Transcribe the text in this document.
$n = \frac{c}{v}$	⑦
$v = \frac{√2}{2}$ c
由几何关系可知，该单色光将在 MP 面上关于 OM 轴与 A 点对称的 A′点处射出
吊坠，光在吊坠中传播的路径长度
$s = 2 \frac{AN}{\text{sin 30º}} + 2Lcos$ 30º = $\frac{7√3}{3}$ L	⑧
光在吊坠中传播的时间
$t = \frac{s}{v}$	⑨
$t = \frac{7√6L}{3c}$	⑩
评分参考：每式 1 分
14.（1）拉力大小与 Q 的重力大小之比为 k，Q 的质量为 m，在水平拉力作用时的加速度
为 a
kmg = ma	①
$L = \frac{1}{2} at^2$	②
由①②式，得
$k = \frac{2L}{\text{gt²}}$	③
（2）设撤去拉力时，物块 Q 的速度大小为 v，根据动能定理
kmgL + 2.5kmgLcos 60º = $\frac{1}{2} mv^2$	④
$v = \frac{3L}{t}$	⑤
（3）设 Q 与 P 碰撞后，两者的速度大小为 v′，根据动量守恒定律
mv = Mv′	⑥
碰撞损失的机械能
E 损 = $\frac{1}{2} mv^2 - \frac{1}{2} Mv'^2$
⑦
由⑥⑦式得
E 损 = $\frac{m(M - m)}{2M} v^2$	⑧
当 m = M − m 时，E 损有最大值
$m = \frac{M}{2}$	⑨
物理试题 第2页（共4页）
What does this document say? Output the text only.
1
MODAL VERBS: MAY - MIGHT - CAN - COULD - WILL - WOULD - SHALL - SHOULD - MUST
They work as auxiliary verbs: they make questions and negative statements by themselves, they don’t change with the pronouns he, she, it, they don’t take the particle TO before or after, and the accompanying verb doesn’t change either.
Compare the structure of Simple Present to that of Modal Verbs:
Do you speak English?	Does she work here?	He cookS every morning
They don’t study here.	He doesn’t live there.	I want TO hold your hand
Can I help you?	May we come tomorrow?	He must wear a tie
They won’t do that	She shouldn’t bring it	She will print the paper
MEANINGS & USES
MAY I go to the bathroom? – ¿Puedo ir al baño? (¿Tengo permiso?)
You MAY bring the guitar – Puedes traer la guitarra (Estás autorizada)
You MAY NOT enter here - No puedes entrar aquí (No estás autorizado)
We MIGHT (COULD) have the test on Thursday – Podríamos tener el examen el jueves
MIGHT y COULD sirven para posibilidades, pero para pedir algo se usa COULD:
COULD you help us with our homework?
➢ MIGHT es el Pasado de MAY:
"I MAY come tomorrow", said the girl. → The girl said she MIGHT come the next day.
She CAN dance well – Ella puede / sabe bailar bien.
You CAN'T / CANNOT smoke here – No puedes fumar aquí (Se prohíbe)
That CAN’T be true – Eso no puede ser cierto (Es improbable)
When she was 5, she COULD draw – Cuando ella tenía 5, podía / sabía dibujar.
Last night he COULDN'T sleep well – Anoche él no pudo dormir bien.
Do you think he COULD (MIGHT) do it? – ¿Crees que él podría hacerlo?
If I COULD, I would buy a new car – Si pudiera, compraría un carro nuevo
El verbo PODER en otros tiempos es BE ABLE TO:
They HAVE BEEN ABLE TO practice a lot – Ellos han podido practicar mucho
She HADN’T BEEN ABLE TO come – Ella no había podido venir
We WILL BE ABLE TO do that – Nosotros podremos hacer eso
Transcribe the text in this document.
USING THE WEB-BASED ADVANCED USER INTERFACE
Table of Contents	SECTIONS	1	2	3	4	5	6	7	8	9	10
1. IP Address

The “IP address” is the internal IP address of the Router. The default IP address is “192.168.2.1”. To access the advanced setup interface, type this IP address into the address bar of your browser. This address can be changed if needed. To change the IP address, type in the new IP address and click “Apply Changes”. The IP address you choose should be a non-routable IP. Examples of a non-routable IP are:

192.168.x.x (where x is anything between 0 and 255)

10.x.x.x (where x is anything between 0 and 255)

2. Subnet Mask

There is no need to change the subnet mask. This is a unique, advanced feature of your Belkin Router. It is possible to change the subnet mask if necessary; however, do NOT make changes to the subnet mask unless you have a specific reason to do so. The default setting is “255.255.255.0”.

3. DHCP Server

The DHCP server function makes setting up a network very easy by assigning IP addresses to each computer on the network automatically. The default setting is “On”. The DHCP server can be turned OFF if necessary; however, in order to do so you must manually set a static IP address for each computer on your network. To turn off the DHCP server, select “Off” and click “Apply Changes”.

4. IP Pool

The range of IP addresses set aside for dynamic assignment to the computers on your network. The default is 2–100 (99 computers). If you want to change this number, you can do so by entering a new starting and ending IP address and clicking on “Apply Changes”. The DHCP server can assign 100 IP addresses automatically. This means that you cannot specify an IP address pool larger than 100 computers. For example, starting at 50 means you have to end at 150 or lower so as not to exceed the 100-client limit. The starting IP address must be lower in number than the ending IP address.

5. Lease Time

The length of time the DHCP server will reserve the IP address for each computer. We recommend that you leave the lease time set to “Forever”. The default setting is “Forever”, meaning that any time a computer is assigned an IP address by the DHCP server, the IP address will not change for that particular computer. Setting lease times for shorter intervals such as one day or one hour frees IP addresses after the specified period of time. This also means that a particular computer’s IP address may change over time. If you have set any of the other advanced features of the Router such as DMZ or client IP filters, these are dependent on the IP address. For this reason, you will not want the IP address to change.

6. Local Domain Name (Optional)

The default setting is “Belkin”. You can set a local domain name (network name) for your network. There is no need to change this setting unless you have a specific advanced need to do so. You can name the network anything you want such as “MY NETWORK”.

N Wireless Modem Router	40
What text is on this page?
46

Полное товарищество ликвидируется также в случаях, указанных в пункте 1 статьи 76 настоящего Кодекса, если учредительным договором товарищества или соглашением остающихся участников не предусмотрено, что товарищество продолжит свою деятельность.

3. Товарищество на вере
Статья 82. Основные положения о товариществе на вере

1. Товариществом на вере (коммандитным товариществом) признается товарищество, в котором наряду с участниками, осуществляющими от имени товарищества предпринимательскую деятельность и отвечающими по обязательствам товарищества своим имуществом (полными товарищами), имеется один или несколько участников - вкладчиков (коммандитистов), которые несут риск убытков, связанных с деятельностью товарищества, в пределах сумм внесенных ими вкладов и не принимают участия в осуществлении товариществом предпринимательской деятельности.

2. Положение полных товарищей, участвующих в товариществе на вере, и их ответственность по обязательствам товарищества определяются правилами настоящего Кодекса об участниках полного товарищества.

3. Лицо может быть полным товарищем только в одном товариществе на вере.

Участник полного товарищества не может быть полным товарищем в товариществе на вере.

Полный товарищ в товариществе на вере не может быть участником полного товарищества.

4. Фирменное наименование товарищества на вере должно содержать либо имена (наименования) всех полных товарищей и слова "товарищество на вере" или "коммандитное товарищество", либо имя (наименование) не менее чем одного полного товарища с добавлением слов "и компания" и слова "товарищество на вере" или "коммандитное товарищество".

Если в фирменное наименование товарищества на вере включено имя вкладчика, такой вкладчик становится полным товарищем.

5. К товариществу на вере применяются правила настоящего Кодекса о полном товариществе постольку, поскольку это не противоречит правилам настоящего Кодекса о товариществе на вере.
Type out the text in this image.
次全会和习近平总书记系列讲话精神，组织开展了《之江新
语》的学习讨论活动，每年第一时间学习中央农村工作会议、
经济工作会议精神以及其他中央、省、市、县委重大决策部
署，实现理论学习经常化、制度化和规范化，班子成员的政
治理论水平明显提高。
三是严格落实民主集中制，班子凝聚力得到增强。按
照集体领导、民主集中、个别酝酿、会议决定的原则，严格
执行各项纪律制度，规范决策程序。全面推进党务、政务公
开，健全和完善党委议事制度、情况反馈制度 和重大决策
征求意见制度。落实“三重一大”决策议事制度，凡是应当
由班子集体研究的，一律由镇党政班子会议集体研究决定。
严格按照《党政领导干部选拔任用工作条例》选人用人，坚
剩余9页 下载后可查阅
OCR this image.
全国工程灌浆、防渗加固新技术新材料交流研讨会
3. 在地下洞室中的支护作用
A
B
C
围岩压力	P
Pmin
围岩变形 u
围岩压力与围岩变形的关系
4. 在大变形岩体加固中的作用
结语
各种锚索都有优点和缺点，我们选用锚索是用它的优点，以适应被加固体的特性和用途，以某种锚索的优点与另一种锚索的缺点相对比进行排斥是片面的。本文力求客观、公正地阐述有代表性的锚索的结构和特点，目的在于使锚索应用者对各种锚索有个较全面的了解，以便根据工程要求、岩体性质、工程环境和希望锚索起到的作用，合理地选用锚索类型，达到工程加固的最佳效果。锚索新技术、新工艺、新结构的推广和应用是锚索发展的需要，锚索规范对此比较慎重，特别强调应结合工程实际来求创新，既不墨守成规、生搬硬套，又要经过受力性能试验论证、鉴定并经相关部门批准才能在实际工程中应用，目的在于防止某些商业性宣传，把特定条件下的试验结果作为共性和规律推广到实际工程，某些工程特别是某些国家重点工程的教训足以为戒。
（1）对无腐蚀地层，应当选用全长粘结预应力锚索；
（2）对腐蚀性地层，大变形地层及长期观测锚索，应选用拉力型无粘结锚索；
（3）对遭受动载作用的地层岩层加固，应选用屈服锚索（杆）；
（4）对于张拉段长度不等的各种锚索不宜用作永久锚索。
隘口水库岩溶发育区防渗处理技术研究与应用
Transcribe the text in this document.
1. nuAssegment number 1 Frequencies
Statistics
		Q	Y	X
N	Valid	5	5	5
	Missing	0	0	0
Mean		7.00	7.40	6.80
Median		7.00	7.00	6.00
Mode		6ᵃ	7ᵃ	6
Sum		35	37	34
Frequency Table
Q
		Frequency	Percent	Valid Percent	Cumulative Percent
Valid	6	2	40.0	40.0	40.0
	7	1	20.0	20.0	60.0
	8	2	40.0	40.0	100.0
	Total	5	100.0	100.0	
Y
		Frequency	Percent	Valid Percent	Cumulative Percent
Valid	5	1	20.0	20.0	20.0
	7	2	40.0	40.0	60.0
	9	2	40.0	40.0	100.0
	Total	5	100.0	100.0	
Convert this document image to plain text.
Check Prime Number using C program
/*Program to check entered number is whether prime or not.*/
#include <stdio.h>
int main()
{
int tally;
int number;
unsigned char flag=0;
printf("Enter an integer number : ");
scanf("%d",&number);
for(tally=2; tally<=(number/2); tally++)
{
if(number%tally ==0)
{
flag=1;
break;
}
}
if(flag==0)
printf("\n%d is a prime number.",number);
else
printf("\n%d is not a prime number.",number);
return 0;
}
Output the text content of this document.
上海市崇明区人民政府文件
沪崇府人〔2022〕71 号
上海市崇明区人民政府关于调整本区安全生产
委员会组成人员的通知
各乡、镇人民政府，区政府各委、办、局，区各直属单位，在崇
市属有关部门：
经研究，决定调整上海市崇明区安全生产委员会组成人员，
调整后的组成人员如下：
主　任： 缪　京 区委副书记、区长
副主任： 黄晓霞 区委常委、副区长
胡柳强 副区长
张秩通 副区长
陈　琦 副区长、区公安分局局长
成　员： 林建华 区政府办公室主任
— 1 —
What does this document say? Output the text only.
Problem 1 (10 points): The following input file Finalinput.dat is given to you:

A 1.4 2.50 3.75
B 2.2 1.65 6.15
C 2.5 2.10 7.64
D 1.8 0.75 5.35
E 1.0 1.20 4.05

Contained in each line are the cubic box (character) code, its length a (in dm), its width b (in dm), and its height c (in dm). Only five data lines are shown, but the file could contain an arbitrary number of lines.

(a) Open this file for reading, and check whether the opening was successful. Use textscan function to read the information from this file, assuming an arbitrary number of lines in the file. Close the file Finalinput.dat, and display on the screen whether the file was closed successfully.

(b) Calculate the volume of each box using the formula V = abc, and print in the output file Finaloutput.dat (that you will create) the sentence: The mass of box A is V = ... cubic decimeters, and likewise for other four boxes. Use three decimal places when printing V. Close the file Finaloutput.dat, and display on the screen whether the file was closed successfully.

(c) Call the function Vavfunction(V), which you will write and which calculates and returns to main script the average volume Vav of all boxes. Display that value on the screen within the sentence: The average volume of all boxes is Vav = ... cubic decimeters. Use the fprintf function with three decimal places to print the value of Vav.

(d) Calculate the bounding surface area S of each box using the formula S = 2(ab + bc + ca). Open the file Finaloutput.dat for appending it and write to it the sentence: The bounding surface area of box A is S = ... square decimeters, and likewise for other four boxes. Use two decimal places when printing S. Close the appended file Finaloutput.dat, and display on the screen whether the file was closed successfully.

Directions
Look through the data and gather every line with the string "four" in it.

Exercise output
(b) Calculate the volume of each box using the formula V = abc, and print in the output file Finaloutput.dat (that you will create) the sentence: The mass of box A is V = ... cubic decimeters, and likewise for other four boxes. Use three decimal places when printing V. Close the file Finaloutput.dat, and display on the screen whether the file was closed successfully.
(d) Calculate the bounding surface area S of each box using the formula S = 2(ab + bc + ca). Open the file Finaloutput.dat for appending it and write to it the sentence: The bounding surface area of box A is S = ... square decimeters, and likewise for other four boxes. Use two decimal places when printing S. Close the appended file Finaloutput.dat, and display on the screen whether the file was closed successfully.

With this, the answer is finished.